How many lines hold the string "hensyn"? Give only the number.
------ Stored rows
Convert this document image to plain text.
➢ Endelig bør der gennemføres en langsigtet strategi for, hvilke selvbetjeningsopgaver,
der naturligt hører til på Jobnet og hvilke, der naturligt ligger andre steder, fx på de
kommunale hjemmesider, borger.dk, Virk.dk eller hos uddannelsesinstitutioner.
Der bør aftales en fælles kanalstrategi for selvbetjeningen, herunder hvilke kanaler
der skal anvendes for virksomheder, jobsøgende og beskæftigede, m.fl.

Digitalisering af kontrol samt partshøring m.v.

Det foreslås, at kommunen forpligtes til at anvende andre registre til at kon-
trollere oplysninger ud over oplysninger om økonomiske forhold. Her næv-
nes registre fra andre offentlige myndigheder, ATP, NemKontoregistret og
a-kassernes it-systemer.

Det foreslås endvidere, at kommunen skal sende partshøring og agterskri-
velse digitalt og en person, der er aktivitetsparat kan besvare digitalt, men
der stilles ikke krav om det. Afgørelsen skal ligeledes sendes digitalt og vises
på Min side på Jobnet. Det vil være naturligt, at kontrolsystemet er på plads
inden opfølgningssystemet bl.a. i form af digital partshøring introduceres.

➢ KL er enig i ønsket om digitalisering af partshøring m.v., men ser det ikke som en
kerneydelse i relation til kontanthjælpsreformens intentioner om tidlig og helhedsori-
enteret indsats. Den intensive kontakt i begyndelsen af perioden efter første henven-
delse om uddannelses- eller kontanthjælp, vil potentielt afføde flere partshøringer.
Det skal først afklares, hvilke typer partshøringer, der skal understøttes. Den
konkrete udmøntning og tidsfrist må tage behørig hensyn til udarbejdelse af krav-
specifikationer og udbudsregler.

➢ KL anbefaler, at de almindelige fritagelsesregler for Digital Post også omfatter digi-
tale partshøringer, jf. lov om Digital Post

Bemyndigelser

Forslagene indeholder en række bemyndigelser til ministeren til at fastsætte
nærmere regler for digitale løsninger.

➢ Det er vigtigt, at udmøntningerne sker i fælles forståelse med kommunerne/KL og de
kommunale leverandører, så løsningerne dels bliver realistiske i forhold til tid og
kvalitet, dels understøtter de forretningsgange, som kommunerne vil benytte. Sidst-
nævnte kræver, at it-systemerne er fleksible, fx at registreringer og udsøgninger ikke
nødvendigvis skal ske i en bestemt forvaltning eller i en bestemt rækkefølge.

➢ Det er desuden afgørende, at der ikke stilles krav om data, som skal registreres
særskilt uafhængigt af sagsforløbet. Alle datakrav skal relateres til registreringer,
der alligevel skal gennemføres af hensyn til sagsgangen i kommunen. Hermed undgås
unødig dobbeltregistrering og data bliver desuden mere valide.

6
------------
▶ [In response]: 2